* **Text block**:
··········

Monday, July 2, 2007

Qual

Abortion And Special Responsibilities
Michael Vossen

Are there any “special responsibilities” that would prevent a woman from having an abortion, assuming the fetus is a child? Judith Thomson, in her essay “A Defense of Abortion”, argues that there are not. Thomson claims, “Surely we do not have any such “special responsibility” for a person unless we have assumed it, explicitly or implicitly.”1In this essay, I will consider whether this claim is correct, and whether abortion opponents could use such “special responsibilities”, which I take to be those responsibilities towards a child that come from standing in a certain relation to the child2, to establish their claim that “... the fetus may not be killed; an abortion may not be performed.”3In doing so, I will show that special responsibilities towards a child allows for a stronger argument against abortion than Thomson recognizes. First though, I will look closer at the abortion opponent’s conclusion to determine what constitutes successfully establishing it, and consider the extent to which Thomson has defended against it.

In outlining the basic argument against abortion, Thomson writes that the conclusion to the abortion opponent’s argument is “So the fetus may not be killed; an abortion may not be performed.” 4As stated, the conclusion is unclear as to the sense in which abortion may not be performed. Does it hold that abortion may not be performed in the sense that it is impossible to perform an abortion? Surely not, since the opponent seeks to prevent women from having abortions, and it is silly to talk of preventing something from happening that can’t happen. So the conclusion is weaker than this.

As just suggested, the “may not” could be taken to mean that abortions should be prevented. While this is clarifies things, it still leaves unclear what should prevent abortions; is it the agent’s ethical motivations that should prevent her from having an abortion, or is it something outside the agent’s motivation that should prevent her from having an abortion? The former consideration falls under what is morally required or permissible for the agent. Call an action morally required if the action ought to be done insofar as the agent is a good person; it is the action that a good person needs to take in a situation to become or remain a good person. Likewise, call an action morally permissible if it is an action available to the agent in the situation given that she aims at being a good person.5 The later consideration falls under what is civically required or permissible for the agent; what actions an agent is required or permitted to do as a citizen under a nation’s laws. While Thomson does not seem to clearly distinguish between moral and civic requirements, such a distinction helps clarify her position.
Given this distinction, Thomson can be seen as holding that an abortion opponent must establish that an abortion is civically impermissible, and not merely morally impermissible.

One of Thomson’s central claims is that a child’s right to life does not entail the child’s right to use a woman’s body to live. While Thomson seems to establish this claim, she seems wrong to further conclude from it that “Except in such cases as the unborn person has a right to demand it [use of a woman’s body]-and we were leaving open the possibility that there may be such cases-nobody is morally required to make large sacrifices, of health, of all other interests and concerns, of all other duties and commitments, for nine years, or even for nine months, in order to keep another person alive.”6 Given that this principle is supposed to hold even in cases where all a person has to do to save a life is walk across a room and place their hand on another’s forehead, it is clearly false. There is a difference between a child having no right to share the woman’s body and morality not demanding of the woman that the sharing be done. While it may be true that a child has no right to demand that the woman let it live in her, the child has no claim to her body, given situations where the demand has little threat to the agent, such as simply walking across a room and touching another person, the agent ought to walk across the room and touch the forehead in so far as they are trying to be a good person.7 A person who knowingly allows another to die given that a minimal amount of action would save the other person is not acting as a good person would, and is probably acting immorally. Thus, the action is morally required, not because the child has a right, but because failing to perform the action is inconsistent with what the agent ought to do as a good person.

··········

Visual layout annotation data:
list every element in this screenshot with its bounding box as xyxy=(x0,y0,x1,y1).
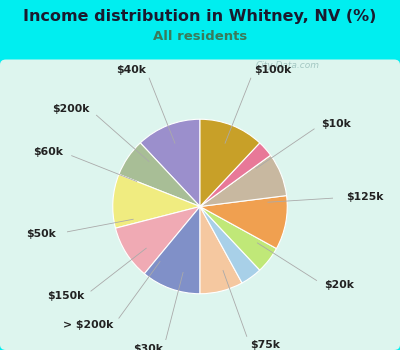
Text: $200k: $200k xyxy=(52,104,90,114)
Text: All residents: All residents xyxy=(153,30,247,43)
Wedge shape xyxy=(200,119,260,206)
Wedge shape xyxy=(200,196,287,248)
Wedge shape xyxy=(113,174,200,228)
Text: > $200k: > $200k xyxy=(64,320,114,330)
Wedge shape xyxy=(116,206,200,274)
Text: City-Data.com: City-Data.com xyxy=(256,61,320,70)
Text: $40k: $40k xyxy=(116,65,146,75)
Wedge shape xyxy=(144,206,200,294)
Wedge shape xyxy=(200,206,242,294)
Text: $30k: $30k xyxy=(134,344,164,350)
FancyBboxPatch shape xyxy=(0,60,400,350)
Wedge shape xyxy=(119,143,200,206)
Text: $150k: $150k xyxy=(47,292,84,301)
Text: $10k: $10k xyxy=(322,119,351,129)
Text: $20k: $20k xyxy=(324,280,354,290)
Wedge shape xyxy=(200,206,276,270)
Text: $75k: $75k xyxy=(250,340,280,350)
Wedge shape xyxy=(140,119,200,206)
Text: Income distribution in Whitney, NV (%): Income distribution in Whitney, NV (%) xyxy=(23,9,377,24)
Wedge shape xyxy=(200,155,286,206)
Text: $60k: $60k xyxy=(34,147,64,158)
Wedge shape xyxy=(200,206,260,283)
Text: $100k: $100k xyxy=(254,65,291,75)
Text: $125k: $125k xyxy=(346,192,384,202)
Wedge shape xyxy=(200,143,270,206)
Text: $50k: $50k xyxy=(26,229,56,239)
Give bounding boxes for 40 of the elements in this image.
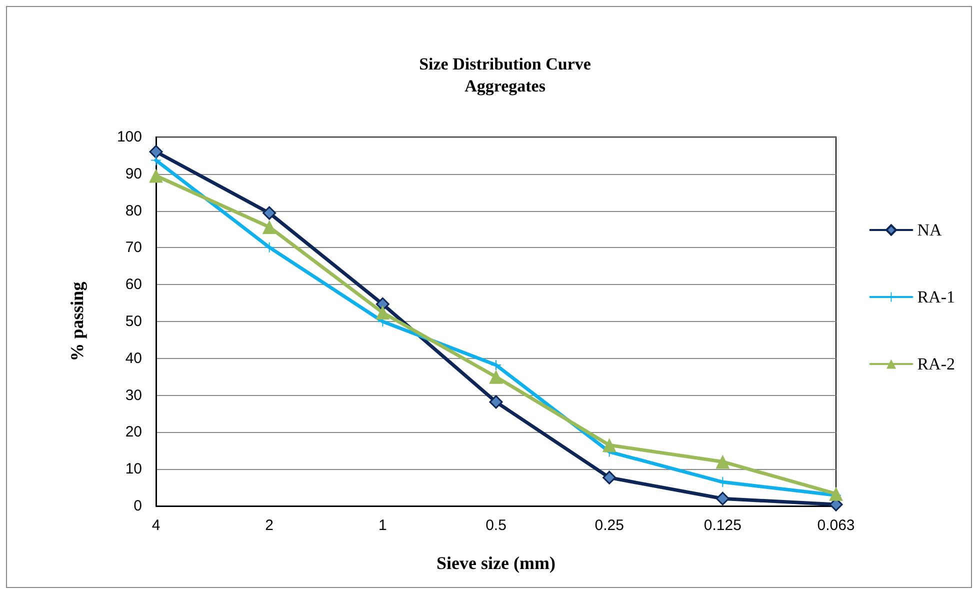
- y-tick-label: 50: [125, 313, 142, 330]
- legend-label: NA: [917, 220, 942, 240]
- y-tick-label: 60: [125, 276, 142, 294]
- point: [149, 145, 163, 159]
- point: [376, 306, 390, 320]
- point: [262, 206, 276, 220]
- y-tick-label: 0: [134, 498, 142, 514]
- x-axis-title: Sieve size (mm): [436, 553, 556, 573]
- x-tick-label: 4: [152, 517, 160, 534]
- point: [491, 360, 501, 370]
- x-tick-label: 0.063: [817, 517, 855, 534]
- y-tick-label: 30: [125, 386, 142, 404]
- point: [489, 370, 503, 384]
- y-tick-label: 20: [125, 424, 142, 441]
- point: [602, 438, 616, 452]
- y-tick-label: 80: [125, 202, 142, 220]
- x-tick-label: 1: [378, 517, 387, 534]
- point: [264, 242, 274, 252]
- y-tick-label: 100: [116, 128, 142, 146]
- y-tick-label: 90: [125, 165, 142, 182]
- point: [151, 155, 161, 166]
- x-tick-label: 0.125: [704, 517, 742, 534]
- y-tick-label: 40: [125, 350, 142, 367]
- y-tick-label: 10: [125, 460, 142, 478]
- y-axis-title: % passing: [67, 282, 87, 362]
- legend-label: RA-2: [917, 354, 956, 374]
- x-tick-label: 0.5: [486, 517, 506, 534]
- point: [489, 395, 503, 409]
- chart-title: Size Distribution Curve Aggregates: [419, 54, 592, 96]
- y-tick-label: 70: [125, 239, 142, 256]
- point: [716, 492, 730, 506]
- point: [602, 470, 616, 484]
- legend-label: RA-1: [917, 288, 956, 306]
- x-tick-label: 0.25: [594, 517, 624, 534]
- point: [262, 220, 276, 234]
- point: [149, 168, 163, 183]
- point: [716, 454, 730, 469]
- point: [829, 486, 843, 501]
- point: [376, 297, 390, 311]
- x-tick-label: 2: [265, 517, 274, 534]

··········

* **Given request**:
Translate this sentence from the essay on abortion and special responsibilities above into French: "Given this distinction, Thomson can be seen as holding that an abortion opponent must establish that an abortion is civically impermissible, and not merely morally impermissible."

* **Finished answer**:
Compte tenu de cette distinction, on peut considérer que Thomson soutient qu'un opposant à l'avortement doit établir qu'un avortement est inadmissible sur le plan civique, et pas seulement sur le plan moral.